● **Given problem**
Note each line of the listing that contains the string "indent", and copy it.

● **Data supplied**
#####
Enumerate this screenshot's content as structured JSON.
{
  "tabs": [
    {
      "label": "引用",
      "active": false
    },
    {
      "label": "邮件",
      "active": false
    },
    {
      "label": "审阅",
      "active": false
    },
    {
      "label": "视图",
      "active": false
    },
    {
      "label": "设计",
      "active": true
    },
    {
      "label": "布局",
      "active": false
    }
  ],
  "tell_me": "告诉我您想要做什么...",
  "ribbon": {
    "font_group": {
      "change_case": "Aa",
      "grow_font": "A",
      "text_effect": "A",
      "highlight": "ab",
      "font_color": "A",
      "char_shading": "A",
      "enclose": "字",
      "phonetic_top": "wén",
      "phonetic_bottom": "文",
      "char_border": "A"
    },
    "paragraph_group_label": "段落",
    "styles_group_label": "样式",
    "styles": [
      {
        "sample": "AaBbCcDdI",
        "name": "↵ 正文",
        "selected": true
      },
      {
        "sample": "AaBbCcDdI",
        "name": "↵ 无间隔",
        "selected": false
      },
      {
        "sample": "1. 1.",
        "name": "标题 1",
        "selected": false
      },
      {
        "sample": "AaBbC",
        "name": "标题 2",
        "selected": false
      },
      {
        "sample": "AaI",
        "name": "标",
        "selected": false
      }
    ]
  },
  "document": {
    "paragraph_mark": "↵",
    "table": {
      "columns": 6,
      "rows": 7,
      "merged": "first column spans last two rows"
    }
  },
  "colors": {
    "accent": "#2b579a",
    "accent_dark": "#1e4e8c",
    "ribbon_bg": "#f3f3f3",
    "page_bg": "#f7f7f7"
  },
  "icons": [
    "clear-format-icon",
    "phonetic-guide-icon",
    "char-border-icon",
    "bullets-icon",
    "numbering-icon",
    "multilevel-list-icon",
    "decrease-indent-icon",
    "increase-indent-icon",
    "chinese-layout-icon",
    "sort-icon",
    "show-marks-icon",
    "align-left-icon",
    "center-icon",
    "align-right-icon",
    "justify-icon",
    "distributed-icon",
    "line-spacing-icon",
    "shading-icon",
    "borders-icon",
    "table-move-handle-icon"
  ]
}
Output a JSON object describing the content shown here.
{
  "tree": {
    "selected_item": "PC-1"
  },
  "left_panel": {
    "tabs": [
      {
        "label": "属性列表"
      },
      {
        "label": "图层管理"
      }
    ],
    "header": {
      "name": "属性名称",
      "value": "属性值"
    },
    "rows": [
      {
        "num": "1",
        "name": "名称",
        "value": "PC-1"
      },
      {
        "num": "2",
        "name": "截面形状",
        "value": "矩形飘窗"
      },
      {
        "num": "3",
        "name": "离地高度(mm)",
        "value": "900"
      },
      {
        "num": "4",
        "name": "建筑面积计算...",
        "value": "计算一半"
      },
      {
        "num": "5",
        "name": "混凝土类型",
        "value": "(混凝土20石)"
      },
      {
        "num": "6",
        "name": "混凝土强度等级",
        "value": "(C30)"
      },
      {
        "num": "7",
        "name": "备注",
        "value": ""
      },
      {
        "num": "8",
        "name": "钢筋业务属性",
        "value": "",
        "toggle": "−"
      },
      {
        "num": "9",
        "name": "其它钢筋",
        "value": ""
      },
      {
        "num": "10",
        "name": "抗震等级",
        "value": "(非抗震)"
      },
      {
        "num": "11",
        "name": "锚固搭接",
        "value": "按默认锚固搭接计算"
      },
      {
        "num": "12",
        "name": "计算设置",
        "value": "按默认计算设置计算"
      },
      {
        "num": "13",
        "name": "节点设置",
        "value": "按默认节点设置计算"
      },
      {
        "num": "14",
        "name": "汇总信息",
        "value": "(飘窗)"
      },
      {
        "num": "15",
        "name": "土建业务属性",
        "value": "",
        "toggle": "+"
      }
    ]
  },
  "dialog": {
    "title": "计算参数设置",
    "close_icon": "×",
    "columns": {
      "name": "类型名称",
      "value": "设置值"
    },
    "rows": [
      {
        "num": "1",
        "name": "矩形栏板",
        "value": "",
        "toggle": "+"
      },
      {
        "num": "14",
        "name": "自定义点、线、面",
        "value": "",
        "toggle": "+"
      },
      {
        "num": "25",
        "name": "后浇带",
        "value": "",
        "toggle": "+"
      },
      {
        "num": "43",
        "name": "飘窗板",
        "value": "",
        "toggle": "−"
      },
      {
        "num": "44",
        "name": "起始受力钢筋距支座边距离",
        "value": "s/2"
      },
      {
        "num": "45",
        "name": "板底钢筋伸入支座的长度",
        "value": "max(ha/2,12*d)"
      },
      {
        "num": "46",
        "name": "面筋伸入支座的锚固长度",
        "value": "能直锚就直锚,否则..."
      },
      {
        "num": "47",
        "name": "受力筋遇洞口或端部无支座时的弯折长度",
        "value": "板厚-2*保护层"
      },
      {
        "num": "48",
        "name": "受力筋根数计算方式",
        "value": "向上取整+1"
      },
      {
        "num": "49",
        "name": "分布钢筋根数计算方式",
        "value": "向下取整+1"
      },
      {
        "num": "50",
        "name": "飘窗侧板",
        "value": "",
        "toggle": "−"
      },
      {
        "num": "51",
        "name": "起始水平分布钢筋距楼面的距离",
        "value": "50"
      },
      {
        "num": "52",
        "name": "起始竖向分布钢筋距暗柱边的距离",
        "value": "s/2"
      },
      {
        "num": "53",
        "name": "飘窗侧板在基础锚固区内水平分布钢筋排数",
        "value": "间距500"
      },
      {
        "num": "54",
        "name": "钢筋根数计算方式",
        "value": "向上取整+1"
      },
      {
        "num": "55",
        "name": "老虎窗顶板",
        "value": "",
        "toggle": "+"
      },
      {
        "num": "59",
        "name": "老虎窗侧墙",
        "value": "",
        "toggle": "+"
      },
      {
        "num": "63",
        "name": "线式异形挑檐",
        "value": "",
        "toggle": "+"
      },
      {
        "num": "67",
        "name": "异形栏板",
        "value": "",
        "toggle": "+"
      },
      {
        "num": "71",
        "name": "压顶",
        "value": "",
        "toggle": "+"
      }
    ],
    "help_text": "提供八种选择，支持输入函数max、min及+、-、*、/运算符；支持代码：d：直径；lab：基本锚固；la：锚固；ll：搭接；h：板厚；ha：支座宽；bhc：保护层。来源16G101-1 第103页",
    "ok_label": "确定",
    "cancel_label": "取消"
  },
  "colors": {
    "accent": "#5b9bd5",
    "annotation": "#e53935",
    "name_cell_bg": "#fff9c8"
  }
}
#####
● **Task result**
    "decrease-indent-icon",
    "increase-indent-icon",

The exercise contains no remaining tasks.